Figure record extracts
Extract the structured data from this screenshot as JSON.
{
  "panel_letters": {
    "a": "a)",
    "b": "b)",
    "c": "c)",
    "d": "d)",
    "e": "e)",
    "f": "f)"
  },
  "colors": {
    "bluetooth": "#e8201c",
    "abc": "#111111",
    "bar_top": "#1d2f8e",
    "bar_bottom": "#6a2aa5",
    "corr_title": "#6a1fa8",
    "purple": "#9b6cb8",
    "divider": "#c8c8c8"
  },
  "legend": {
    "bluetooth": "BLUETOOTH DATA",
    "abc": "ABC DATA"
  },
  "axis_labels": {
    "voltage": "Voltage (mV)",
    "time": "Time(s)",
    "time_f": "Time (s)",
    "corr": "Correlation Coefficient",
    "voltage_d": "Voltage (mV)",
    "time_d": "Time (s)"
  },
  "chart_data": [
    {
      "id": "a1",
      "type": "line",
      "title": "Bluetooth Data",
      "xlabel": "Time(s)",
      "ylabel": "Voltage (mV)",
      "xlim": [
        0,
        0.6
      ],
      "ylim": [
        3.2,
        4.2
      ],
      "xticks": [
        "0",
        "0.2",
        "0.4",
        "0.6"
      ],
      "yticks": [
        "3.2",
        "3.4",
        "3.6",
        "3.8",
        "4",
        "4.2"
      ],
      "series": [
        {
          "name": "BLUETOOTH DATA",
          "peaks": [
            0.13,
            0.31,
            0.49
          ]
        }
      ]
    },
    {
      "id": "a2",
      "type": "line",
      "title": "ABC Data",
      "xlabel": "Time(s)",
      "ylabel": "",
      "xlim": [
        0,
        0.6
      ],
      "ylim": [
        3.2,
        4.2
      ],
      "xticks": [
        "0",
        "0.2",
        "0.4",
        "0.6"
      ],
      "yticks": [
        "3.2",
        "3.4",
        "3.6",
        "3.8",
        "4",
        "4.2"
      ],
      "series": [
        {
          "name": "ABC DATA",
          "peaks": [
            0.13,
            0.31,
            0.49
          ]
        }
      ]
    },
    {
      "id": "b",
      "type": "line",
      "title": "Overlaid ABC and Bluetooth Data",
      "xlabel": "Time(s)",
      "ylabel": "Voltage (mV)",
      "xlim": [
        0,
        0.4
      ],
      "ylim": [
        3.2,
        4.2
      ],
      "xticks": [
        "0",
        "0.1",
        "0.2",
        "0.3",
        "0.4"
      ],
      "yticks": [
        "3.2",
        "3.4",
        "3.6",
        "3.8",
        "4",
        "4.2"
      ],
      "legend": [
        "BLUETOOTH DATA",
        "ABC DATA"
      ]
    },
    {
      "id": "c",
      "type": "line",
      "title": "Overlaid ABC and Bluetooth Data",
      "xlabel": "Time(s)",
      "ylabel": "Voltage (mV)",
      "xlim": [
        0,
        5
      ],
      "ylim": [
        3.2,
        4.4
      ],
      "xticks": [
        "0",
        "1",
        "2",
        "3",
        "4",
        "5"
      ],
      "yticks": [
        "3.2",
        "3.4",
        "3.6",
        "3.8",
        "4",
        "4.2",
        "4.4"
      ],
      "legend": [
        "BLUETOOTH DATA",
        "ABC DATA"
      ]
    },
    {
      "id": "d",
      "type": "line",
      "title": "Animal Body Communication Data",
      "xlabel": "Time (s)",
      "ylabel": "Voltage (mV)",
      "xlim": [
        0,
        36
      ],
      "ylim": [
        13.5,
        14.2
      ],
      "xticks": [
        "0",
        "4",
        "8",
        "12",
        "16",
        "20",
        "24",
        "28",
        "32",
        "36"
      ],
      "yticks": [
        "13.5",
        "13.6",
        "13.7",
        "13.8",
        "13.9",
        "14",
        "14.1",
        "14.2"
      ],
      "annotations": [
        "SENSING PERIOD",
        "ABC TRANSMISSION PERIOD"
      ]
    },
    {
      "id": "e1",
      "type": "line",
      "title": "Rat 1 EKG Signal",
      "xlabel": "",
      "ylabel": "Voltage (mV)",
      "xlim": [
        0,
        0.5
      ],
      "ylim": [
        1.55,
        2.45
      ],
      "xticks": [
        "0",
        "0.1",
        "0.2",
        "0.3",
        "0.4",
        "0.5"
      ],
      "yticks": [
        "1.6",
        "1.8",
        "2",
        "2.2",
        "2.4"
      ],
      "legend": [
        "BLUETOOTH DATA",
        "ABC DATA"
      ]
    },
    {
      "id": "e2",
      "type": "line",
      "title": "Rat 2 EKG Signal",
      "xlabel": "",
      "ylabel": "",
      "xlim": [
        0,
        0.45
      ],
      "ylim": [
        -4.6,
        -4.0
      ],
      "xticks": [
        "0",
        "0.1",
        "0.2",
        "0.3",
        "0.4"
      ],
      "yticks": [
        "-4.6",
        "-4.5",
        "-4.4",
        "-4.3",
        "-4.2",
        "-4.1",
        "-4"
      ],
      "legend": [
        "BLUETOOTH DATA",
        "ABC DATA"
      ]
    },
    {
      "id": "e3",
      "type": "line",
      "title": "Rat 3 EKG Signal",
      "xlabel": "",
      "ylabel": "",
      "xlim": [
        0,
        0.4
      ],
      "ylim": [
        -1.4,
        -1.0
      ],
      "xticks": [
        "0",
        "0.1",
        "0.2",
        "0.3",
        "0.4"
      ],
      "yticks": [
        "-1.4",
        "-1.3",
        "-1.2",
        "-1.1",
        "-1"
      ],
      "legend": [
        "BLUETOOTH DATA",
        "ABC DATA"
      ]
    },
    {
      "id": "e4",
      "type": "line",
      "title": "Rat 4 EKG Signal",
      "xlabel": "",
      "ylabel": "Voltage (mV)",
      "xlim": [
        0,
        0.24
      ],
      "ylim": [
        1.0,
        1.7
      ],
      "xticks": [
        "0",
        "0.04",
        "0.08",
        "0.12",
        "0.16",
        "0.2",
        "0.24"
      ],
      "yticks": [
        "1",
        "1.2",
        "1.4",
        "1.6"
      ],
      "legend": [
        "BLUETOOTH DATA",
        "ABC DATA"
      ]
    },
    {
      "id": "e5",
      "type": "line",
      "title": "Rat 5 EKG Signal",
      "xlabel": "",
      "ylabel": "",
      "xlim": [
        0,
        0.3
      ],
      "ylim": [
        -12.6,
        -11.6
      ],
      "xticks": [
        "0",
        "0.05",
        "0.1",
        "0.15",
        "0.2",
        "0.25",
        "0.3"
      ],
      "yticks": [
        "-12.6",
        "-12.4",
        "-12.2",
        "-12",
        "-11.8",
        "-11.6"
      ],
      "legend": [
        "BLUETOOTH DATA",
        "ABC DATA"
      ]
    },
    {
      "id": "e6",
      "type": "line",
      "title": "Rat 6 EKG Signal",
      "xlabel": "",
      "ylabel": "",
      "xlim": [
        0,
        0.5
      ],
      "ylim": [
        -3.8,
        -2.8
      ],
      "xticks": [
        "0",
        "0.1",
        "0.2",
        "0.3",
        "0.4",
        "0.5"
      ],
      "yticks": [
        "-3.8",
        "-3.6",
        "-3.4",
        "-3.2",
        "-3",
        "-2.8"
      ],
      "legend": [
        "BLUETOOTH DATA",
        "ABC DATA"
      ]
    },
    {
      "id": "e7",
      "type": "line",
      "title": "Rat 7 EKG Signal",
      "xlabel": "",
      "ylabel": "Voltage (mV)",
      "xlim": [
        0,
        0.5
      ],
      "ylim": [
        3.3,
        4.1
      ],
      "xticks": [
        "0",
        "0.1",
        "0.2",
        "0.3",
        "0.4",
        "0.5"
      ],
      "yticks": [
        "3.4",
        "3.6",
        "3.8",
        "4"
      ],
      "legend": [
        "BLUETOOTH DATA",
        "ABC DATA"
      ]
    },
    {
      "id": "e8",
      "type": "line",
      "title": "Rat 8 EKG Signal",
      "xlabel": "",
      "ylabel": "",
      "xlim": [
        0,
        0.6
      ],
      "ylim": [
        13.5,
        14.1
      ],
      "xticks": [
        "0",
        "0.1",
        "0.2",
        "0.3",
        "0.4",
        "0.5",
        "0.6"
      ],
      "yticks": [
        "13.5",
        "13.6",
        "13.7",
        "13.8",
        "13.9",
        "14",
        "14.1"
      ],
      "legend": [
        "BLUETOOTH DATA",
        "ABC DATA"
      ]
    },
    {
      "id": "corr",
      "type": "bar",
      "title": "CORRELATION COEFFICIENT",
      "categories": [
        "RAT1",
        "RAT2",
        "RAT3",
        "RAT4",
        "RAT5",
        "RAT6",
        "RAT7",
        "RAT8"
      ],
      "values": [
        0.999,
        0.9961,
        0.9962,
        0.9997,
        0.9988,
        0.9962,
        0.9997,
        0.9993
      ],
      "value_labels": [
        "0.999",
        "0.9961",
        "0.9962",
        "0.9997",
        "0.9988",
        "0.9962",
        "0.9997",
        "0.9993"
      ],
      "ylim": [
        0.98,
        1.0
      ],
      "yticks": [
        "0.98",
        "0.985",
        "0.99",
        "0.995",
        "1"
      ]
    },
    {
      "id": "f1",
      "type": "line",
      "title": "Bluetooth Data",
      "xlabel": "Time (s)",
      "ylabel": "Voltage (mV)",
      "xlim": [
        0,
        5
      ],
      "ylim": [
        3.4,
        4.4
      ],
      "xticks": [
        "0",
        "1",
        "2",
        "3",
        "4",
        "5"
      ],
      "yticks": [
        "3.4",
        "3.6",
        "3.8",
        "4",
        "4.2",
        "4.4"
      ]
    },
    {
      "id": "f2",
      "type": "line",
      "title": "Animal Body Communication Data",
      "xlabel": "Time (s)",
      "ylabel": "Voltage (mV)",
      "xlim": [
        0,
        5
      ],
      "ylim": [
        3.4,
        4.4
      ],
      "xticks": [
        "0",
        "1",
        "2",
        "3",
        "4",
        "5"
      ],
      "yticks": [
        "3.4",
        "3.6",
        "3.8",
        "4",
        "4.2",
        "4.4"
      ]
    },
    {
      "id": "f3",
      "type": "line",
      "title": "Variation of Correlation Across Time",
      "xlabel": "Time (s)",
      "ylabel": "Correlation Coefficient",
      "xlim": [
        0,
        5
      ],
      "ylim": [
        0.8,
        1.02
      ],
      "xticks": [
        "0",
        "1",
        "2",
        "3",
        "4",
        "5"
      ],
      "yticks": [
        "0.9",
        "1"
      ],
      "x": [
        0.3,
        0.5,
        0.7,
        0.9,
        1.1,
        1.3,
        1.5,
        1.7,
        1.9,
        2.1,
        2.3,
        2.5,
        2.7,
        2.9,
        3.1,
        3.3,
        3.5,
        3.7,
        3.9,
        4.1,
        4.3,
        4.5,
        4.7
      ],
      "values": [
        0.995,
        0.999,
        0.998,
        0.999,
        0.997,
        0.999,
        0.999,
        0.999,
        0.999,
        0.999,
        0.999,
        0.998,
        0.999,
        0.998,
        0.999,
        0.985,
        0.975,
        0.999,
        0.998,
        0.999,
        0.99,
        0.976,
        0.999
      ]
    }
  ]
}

The problem - For the listing above, identify each line bearing "Signal".

Full output -
      "title": "Rat 1 EKG Signal",
      "title": "Rat 2 EKG Signal",
      "title": "Rat 3 EKG Signal",
      "title": "Rat 4 EKG Signal",
      "title": "Rat 5 EKG Signal",
      "title": "Rat 6 EKG Signal",
      "title": "Rat 7 EKG Signal",
      "title": "Rat 8 EKG Signal",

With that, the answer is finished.